THE PROBLEM → Across the entries that follow, count each line holding "concentration" and state the total alone.

[Opening AVAILABLE DATA section]

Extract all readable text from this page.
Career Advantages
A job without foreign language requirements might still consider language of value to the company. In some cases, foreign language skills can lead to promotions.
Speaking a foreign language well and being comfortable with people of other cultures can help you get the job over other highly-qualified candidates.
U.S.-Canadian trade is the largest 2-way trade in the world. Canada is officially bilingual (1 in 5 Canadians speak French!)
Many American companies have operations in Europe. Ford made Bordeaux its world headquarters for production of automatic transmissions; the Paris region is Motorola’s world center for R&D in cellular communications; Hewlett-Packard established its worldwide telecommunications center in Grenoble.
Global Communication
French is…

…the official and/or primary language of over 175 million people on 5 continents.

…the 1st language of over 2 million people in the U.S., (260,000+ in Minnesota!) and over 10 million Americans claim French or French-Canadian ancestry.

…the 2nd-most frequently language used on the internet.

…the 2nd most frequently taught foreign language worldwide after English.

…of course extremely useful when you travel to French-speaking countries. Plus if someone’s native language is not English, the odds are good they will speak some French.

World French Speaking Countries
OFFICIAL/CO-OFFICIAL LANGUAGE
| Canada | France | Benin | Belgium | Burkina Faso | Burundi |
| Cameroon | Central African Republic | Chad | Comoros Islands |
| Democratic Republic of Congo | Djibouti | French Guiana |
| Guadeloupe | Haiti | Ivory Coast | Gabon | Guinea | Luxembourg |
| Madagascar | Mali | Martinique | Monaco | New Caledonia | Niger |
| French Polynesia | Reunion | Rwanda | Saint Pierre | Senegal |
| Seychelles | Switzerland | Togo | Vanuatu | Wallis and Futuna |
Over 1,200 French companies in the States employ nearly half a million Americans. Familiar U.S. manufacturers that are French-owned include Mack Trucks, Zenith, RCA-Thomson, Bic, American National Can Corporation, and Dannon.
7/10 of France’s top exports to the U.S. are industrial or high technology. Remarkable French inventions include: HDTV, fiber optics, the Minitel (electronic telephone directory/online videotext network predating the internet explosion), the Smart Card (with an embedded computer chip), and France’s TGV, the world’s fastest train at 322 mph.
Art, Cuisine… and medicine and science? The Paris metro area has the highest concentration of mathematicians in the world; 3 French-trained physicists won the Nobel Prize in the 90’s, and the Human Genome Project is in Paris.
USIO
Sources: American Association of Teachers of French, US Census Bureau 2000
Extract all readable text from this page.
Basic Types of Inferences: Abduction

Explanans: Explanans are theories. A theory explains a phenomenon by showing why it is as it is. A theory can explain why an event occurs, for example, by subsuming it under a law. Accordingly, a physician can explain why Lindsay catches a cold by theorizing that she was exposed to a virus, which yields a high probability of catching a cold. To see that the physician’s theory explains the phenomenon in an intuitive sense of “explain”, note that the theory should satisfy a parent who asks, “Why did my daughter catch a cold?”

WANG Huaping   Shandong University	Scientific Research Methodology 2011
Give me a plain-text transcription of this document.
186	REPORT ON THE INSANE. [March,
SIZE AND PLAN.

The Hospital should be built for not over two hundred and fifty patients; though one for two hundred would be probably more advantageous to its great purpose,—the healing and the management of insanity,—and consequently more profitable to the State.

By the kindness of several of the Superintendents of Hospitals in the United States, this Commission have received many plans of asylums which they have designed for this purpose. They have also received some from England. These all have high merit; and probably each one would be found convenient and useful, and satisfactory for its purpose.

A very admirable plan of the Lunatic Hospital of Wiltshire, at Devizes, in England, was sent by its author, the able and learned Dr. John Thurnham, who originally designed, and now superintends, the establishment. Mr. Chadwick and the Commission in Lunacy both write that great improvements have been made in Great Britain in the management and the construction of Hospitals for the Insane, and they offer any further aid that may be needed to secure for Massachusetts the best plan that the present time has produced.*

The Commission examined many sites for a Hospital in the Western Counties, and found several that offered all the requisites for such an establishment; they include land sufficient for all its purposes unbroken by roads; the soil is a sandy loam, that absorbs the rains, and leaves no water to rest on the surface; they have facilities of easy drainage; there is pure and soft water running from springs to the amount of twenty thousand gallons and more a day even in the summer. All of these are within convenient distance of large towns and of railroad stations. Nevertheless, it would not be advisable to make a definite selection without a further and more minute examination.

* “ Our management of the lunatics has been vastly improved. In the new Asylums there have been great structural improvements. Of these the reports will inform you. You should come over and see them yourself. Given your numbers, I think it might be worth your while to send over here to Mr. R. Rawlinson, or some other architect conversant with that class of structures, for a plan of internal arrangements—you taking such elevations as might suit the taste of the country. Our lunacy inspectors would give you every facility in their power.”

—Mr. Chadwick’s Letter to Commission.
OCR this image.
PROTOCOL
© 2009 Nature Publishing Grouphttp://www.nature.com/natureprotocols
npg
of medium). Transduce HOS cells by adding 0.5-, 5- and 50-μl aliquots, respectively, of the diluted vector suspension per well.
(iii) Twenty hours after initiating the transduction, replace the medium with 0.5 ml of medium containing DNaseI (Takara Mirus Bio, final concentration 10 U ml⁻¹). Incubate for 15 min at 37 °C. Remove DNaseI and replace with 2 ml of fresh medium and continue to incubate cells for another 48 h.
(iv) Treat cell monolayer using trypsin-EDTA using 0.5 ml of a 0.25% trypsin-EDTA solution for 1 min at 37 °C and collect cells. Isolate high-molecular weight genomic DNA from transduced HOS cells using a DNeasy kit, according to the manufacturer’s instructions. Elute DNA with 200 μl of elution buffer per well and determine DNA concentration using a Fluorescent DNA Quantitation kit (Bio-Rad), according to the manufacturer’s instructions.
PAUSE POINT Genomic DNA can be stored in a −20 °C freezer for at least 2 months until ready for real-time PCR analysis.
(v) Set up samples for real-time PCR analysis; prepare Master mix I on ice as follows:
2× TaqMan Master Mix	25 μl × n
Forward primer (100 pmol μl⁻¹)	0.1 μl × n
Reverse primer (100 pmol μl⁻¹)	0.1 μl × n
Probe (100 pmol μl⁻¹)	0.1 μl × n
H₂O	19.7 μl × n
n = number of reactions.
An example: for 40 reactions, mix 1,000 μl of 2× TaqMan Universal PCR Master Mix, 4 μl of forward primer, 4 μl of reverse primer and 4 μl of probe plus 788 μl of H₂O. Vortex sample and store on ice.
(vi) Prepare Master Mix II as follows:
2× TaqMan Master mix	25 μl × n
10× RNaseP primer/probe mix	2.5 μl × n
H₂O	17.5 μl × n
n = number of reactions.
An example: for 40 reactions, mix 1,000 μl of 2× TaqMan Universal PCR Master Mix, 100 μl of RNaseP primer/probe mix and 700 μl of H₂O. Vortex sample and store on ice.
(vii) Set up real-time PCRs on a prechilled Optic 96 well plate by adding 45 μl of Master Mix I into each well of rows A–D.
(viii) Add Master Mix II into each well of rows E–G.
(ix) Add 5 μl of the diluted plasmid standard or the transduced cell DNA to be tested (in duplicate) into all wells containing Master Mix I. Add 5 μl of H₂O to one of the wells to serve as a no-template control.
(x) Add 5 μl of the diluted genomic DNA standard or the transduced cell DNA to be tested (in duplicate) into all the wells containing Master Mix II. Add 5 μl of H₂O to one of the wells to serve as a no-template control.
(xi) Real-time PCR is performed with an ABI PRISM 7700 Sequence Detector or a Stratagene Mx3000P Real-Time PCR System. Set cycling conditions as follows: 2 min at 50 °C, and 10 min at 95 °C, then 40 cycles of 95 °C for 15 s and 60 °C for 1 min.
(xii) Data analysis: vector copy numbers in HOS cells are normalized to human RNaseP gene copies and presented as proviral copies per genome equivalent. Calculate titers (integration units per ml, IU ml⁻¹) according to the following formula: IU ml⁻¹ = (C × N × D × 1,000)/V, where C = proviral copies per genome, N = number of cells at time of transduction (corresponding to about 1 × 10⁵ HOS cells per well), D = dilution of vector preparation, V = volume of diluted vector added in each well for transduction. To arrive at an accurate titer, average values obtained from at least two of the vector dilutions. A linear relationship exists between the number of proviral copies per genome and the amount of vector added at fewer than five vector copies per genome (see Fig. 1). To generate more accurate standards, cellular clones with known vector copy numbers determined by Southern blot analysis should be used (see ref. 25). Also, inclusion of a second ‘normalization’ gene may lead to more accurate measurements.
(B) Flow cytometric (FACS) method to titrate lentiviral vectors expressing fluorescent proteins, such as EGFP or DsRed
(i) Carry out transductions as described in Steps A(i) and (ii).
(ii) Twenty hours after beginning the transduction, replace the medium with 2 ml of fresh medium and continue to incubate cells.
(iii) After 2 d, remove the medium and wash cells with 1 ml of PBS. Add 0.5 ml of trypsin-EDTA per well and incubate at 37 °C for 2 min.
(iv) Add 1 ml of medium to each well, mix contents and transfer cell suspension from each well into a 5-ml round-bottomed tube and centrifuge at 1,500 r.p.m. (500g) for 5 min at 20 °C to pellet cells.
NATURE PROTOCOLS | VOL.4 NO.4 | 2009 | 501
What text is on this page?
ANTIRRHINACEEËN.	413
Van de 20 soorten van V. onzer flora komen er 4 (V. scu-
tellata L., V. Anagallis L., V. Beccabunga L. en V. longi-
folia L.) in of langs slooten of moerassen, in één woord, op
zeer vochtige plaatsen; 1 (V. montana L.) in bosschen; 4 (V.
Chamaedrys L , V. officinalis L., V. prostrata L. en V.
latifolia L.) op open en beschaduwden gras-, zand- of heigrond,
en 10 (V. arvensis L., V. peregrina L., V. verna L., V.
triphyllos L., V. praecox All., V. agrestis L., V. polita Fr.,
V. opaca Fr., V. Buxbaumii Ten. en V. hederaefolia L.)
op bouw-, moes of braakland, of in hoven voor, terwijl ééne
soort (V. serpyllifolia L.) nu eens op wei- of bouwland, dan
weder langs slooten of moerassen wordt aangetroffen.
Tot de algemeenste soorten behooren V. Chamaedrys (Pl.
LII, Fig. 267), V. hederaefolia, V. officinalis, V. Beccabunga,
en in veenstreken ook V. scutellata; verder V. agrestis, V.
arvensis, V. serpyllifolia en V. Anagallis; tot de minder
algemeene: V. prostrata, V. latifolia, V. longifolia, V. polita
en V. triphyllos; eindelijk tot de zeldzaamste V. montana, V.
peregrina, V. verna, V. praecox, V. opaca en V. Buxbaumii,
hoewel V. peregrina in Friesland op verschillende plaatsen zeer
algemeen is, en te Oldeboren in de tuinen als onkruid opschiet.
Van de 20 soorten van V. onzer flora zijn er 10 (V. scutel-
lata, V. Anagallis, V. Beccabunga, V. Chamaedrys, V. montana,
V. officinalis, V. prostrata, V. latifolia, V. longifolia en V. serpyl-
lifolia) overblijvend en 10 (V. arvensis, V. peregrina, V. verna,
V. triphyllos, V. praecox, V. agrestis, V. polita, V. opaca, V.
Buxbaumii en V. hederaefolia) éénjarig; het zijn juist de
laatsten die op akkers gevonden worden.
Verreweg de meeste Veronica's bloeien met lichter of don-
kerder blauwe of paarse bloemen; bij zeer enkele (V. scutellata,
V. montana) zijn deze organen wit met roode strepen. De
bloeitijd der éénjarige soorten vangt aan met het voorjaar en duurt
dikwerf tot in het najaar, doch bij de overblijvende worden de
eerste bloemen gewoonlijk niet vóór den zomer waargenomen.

[Closing AVAILABLE DATA section]

SOLUTION TO THIS EXERCISE → 3